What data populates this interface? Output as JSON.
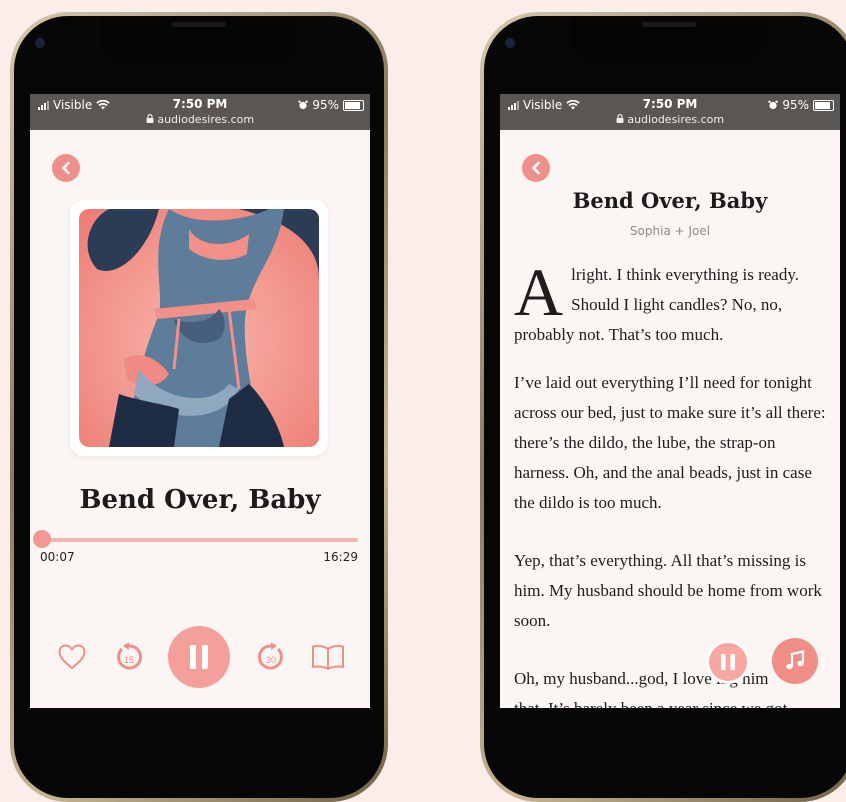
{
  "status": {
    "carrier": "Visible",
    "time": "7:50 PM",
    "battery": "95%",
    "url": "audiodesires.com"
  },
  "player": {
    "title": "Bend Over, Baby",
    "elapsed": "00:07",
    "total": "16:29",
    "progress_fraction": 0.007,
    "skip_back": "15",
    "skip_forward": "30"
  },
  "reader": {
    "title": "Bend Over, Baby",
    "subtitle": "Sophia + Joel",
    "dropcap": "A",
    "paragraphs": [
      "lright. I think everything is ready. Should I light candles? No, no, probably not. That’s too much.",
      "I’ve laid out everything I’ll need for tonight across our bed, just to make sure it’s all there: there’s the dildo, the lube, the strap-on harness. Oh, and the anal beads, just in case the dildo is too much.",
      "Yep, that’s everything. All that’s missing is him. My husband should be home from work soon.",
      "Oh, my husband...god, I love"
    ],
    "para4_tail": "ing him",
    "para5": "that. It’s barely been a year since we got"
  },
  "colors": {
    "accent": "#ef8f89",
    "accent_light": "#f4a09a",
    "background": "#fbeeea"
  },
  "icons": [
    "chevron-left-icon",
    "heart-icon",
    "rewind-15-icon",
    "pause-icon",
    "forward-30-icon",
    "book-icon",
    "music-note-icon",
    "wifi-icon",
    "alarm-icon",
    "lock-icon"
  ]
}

EXERCISE OBJECTIVE — From the entries above, output every line exactly and omit any image.

SOLUTION FOR THIS TASK —
What data populates this interface? Output as JSON.
{
  "status": {
    "carrier": "Visible",
    "time": "7:50 PM",
    "battery": "95%",
    "url": "audiodesires.com"
  },
  "player": {
    "title": "Bend Over, Baby",
    "elapsed": "00:07",
    "total": "16:29",
    "progress_fraction": 0.007,
    "skip_back": "15",
    "skip_forward": "30"
  },
  "reader": {
    "title": "Bend Over, Baby",
    "subtitle": "Sophia + Joel",
    "dropcap": "A",
    "paragraphs": [
      "lright. I think everything is ready. Should I light candles? No, no, probably not. That’s too much.",
      "I’ve laid out everything I’ll need for tonight across our bed, just to make sure it’s all there: there’s the dildo, the lube, the strap-on harness. Oh, and the anal beads, just in case the dildo is too much.",
      "Yep, that’s everything. All that’s missing is him. My husband should be home from work soon.",
      "Oh, my husband...god, I love"
    ],
    "para4_tail": "ing him",
    "para5": "that. It’s barely been a year since we got"
  },
  "colors": {
    "accent": "#ef8f89",
    "accent_light": "#f4a09a",
    "background": "#fbeeea"
  },
  "icons": [
    "chevron-left-icon",
    "heart-icon",
    "rewind-15-icon",
    "pause-icon",
    "forward-30-icon",
    "book-icon",
    "music-note-icon",
    "wifi-icon",
    "alarm-icon",
    "lock-icon"
  ]
}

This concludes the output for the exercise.